**INPUT MATERIAL**
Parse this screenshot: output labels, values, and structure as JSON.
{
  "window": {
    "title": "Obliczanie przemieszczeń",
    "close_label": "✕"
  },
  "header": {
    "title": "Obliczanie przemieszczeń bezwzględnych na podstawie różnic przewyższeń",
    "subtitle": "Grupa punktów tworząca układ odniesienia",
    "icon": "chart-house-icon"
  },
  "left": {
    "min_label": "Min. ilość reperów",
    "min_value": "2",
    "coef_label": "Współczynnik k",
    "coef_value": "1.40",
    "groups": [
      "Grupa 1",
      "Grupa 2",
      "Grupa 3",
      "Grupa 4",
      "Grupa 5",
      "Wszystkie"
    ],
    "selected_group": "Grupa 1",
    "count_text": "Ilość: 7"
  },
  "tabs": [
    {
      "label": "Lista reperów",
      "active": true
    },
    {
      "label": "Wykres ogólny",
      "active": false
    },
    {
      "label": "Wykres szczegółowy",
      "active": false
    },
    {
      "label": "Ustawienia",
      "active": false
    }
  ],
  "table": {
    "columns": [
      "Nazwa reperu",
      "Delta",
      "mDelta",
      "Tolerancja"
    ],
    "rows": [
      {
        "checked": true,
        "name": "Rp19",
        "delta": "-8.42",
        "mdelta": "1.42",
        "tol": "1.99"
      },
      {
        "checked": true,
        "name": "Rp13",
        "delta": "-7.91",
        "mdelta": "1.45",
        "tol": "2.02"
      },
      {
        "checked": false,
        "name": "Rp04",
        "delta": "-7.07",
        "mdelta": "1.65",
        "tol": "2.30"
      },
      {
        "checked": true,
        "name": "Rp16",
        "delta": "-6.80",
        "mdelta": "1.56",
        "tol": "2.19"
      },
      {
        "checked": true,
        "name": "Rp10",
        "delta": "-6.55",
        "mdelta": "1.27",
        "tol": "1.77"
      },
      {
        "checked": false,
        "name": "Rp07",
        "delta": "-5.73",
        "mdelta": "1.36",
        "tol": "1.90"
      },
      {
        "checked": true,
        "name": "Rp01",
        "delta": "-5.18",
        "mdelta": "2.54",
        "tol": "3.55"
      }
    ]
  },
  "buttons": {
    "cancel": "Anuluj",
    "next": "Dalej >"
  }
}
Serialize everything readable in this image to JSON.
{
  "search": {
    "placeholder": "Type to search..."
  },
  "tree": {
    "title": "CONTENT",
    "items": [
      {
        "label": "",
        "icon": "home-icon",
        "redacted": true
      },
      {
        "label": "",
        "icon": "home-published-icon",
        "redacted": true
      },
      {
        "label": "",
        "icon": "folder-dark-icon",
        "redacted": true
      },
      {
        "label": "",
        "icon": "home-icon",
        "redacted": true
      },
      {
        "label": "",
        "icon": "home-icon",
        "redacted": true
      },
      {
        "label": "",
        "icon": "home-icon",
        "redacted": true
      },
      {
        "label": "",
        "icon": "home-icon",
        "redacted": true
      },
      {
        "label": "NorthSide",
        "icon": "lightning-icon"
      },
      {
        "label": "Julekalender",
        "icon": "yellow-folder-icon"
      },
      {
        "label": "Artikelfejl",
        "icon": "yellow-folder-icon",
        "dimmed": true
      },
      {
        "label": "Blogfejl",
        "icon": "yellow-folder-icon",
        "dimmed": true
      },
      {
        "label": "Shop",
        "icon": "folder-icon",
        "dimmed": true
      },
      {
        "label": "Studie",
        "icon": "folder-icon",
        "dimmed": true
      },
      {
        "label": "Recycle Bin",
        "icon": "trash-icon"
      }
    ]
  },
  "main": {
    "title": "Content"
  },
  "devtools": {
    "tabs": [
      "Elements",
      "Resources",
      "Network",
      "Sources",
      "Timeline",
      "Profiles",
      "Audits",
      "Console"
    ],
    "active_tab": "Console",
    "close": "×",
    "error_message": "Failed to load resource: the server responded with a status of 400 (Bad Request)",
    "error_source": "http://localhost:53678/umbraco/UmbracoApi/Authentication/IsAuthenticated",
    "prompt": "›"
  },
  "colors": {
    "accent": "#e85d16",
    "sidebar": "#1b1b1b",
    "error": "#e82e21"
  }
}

**WHAT IS ASKED**
Your task is to repeat the data exactly; please include every line.

**EXERCISE ANSWER**
Parse this screenshot: output labels, values, and structure as JSON.
{
  "window": {
    "title": "Obliczanie przemieszczeń",
    "close_label": "✕"
  },
  "header": {
    "title": "Obliczanie przemieszczeń bezwzględnych na podstawie różnic przewyższeń",
    "subtitle": "Grupa punktów tworząca układ odniesienia",
    "icon": "chart-house-icon"
  },
  "left": {
    "min_label": "Min. ilość reperów",
    "min_value": "2",
    "coef_label": "Współczynnik k",
    "coef_value": "1.40",
    "groups": [
      "Grupa 1",
      "Grupa 2",
      "Grupa 3",
      "Grupa 4",
      "Grupa 5",
      "Wszystkie"
    ],
    "selected_group": "Grupa 1",
    "count_text": "Ilość: 7"
  },
  "tabs": [
    {
      "label": "Lista reperów",
      "active": true
    },
    {
      "label": "Wykres ogólny",
      "active": false
    },
    {
      "label": "Wykres szczegółowy",
      "active": false
    },
    {
      "label": "Ustawienia",
      "active": false
    }
  ],
  "table": {
    "columns": [
      "Nazwa reperu",
      "Delta",
      "mDelta",
      "Tolerancja"
    ],
    "rows": [
      {
        "checked": true,
        "name": "Rp19",
        "delta": "-8.42",
        "mdelta": "1.42",
        "tol": "1.99"
      },
      {
        "checked": true,
        "name": "Rp13",
        "delta": "-7.91",
        "mdelta": "1.45",
        "tol": "2.02"
      },
      {
        "checked": false,
        "name": "Rp04",
        "delta": "-7.07",
        "mdelta": "1.65",
        "tol": "2.30"
      },
      {
        "checked": true,
        "name": "Rp16",
        "delta": "-6.80",
        "mdelta": "1.56",
        "tol": "2.19"
      },
      {
        "checked": true,
        "name": "Rp10",
        "delta": "-6.55",
        "mdelta": "1.27",
        "tol": "1.77"
      },
      {
        "checked": false,
        "name": "Rp07",
        "delta": "-5.73",
        "mdelta": "1.36",
        "tol": "1.90"
      },
      {
        "checked": true,
        "name": "Rp01",
        "delta": "-5.18",
        "mdelta": "2.54",
        "tol": "3.55"
      }
    ]
  },
  "buttons": {
    "cancel": "Anuluj",
    "next": "Dalej >"
  }
}
Serialize everything readable in this image to JSON.
{
  "search": {
    "placeholder": "Type to search..."
  },
  "tree": {
    "title": "CONTENT",
    "items": [
      {
        "label": "",
        "icon": "home-icon",
        "redacted": true
      },
      {
        "label": "",
        "icon": "home-published-icon",
        "redacted": true
      },
      {
        "label": "",
        "icon": "folder-dark-icon",
        "redacted": true
      },
      {
        "label": "",
        "icon": "home-icon",
        "redacted": true
      },
      {
        "label": "",
        "icon": "home-icon",
        "redacted": true
      },
      {
        "label": "",
        "icon": "home-icon",
        "redacted": true
      },
      {
        "label": "",
        "icon": "home-icon",
        "redacted": true
      },
      {
        "label": "NorthSide",
        "icon": "lightning-icon"
      },
      {
        "label": "Julekalender",
        "icon": "yellow-folder-icon"
      },
      {
        "label": "Artikelfejl",
        "icon": "yellow-folder-icon",
        "dimmed": true
      },
      {
        "label": "Blogfejl",
        "icon": "yellow-folder-icon",
        "dimmed": true
      },
      {
        "label": "Shop",
        "icon": "folder-icon",
        "dimmed": true
      },
      {
        "label": "Studie",
        "icon": "folder-icon",
        "dimmed": true
      },
      {
        "label": "Recycle Bin",
        "icon": "trash-icon"
      }
    ]
  },
  "main": {
    "title": "Content"
  },
  "devtools": {
    "tabs": [
      "Elements",
      "Resources",
      "Network",
      "Sources",
      "Timeline",
      "Profiles",
      "Audits",
      "Console"
    ],
    "active_tab": "Console",
    "close": "×",
    "error_message": "Failed to load resource: the server responded with a status of 400 (Bad Request)",
    "error_source": "http://localhost:53678/umbraco/UmbracoApi/Authentication/IsAuthenticated",
    "prompt": "›"
  },
  "colors": {
    "accent": "#e85d16",
    "sidebar": "#1b1b1b",
    "error": "#e82e21"
  }
}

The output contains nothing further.